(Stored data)
-- start --

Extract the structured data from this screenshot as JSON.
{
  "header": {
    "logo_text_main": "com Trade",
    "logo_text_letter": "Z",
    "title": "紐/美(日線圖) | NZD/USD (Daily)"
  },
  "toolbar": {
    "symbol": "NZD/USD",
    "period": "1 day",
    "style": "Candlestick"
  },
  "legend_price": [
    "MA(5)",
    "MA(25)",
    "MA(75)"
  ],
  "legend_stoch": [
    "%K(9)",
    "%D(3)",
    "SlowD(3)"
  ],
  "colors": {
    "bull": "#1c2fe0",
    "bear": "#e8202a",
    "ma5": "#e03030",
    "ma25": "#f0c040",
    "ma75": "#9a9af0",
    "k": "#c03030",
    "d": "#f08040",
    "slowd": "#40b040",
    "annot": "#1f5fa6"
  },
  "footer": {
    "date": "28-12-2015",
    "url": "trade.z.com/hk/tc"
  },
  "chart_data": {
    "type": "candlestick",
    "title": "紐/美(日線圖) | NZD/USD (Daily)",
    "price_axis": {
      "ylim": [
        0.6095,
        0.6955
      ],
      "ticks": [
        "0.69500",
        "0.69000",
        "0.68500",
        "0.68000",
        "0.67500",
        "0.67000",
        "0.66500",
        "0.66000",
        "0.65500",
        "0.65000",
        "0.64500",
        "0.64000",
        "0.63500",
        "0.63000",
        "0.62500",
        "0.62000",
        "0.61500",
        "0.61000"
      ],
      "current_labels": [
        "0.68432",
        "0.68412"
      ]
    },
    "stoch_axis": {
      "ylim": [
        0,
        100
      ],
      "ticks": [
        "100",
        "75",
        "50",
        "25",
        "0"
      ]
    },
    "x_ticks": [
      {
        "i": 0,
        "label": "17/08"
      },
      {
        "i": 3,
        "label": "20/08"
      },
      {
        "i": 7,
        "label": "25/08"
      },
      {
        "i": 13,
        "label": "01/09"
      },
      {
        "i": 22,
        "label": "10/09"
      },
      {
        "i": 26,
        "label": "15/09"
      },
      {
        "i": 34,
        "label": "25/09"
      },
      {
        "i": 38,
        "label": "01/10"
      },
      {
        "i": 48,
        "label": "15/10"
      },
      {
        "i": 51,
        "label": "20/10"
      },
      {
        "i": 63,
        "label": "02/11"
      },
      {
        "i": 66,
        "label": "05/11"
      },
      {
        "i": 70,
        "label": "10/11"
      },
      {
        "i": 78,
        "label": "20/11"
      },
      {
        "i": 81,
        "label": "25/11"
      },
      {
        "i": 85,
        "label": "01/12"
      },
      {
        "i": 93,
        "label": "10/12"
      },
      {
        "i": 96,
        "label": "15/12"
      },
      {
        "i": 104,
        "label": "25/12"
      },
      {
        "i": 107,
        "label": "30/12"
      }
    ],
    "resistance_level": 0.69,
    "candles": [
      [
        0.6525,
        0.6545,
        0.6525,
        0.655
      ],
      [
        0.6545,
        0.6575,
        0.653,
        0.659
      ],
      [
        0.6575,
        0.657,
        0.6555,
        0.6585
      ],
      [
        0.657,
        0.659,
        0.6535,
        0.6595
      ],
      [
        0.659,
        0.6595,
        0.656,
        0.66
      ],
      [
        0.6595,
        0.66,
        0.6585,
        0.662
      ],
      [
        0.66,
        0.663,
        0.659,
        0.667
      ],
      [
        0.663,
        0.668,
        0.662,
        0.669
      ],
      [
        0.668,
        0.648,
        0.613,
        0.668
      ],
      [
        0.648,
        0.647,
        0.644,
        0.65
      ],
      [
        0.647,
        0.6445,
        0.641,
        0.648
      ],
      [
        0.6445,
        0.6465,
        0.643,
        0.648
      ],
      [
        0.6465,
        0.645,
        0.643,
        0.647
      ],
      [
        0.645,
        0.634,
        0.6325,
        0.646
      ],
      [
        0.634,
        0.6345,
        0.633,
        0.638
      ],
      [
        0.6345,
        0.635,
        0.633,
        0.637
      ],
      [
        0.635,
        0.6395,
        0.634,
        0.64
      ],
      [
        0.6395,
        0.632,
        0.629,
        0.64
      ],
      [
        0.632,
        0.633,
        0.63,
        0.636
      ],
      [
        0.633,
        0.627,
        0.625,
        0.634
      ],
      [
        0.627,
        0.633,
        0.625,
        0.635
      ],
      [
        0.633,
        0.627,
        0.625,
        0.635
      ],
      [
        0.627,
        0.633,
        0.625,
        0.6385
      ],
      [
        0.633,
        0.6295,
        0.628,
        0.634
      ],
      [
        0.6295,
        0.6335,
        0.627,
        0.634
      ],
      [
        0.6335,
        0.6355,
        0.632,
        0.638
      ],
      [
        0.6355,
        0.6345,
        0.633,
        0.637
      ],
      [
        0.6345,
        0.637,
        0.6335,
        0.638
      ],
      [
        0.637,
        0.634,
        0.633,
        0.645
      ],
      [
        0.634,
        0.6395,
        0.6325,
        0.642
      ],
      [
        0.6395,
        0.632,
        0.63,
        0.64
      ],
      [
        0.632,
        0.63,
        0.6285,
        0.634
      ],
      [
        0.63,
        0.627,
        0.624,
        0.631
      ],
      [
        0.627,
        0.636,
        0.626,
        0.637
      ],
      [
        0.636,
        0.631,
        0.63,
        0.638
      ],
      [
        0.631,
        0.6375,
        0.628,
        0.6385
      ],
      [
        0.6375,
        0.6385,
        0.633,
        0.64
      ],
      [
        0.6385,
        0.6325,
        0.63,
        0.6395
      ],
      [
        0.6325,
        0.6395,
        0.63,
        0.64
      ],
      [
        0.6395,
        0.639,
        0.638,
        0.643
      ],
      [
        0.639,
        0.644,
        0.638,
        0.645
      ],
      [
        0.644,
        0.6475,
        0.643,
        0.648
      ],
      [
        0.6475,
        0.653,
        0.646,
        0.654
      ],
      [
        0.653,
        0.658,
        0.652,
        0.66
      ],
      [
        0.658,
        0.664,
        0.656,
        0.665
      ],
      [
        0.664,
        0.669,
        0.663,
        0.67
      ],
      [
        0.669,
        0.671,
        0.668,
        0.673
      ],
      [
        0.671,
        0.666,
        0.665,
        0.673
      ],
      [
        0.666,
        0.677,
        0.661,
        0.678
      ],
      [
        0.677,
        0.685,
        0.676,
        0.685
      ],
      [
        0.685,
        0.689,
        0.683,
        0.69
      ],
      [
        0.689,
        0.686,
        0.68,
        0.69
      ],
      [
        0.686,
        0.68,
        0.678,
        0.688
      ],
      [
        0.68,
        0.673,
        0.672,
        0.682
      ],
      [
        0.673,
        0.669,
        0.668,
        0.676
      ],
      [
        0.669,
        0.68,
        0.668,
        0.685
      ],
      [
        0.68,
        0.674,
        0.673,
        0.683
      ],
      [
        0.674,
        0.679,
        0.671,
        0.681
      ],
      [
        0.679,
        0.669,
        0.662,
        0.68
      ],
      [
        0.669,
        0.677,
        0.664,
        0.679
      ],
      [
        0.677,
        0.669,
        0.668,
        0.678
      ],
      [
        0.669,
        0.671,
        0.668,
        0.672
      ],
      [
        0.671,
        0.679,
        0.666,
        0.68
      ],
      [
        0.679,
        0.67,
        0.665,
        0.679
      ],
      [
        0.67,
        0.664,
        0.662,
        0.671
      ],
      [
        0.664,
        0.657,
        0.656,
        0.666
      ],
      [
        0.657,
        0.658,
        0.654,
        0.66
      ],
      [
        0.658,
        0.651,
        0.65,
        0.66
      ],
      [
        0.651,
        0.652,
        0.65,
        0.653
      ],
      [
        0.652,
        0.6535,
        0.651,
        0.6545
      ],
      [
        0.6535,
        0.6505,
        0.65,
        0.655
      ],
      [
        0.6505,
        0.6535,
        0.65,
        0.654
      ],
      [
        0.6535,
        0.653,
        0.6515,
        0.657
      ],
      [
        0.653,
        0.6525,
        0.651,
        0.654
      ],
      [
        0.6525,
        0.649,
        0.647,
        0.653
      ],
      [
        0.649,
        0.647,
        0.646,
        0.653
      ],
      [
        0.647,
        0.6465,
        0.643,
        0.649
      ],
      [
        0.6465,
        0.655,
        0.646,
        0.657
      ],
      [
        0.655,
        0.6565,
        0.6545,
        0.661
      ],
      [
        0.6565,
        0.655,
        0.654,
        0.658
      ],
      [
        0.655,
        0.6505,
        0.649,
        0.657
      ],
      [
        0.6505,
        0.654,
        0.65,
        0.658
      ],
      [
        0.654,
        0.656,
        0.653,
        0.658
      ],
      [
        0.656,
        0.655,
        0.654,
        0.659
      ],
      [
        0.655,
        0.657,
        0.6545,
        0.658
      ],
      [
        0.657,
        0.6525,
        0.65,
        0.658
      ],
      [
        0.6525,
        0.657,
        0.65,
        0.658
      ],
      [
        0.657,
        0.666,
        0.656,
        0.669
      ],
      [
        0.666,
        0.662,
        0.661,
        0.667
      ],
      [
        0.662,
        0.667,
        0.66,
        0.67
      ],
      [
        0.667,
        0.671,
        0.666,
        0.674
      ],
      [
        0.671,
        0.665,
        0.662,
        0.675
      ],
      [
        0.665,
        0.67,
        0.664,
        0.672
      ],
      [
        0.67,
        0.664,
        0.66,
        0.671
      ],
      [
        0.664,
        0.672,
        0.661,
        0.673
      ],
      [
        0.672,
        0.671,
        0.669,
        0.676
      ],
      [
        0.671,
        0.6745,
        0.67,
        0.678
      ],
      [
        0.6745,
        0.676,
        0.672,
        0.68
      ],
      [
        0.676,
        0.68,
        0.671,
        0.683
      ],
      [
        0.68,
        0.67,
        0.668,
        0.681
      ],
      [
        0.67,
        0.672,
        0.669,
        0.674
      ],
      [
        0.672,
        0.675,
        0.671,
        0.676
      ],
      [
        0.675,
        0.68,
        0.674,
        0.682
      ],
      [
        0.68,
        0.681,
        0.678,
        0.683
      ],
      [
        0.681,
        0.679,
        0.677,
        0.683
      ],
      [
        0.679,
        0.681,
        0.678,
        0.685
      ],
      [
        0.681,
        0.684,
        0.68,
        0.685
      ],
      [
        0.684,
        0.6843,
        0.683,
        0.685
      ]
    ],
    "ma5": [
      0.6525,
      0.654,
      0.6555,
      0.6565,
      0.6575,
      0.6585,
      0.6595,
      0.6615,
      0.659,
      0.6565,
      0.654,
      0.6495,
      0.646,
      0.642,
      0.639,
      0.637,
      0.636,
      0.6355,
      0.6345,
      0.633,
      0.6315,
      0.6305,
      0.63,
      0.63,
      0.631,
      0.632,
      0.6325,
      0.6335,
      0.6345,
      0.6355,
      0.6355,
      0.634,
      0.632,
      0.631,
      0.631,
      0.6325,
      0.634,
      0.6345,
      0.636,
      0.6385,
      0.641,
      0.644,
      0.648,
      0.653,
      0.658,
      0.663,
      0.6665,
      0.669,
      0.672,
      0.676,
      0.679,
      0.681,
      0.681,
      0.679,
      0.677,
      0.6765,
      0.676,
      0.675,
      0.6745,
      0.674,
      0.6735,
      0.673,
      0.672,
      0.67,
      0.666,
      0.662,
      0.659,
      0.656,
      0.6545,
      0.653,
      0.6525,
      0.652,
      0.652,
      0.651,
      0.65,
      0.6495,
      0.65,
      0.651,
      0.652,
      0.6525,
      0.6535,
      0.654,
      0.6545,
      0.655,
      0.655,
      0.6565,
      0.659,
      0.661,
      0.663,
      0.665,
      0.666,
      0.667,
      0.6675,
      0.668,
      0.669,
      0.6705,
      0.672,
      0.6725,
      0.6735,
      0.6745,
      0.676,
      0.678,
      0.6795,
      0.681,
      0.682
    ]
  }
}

-- end --

> WHAT YOU HAVE TO DO: Identify the lines above that contain the word "title", then copy them.

> TASK RESULT:
    "title": "紐/美(日線圖) | NZD/USD (Daily)"
    "title": "紐/美(日線圖) | NZD/USD (Daily)",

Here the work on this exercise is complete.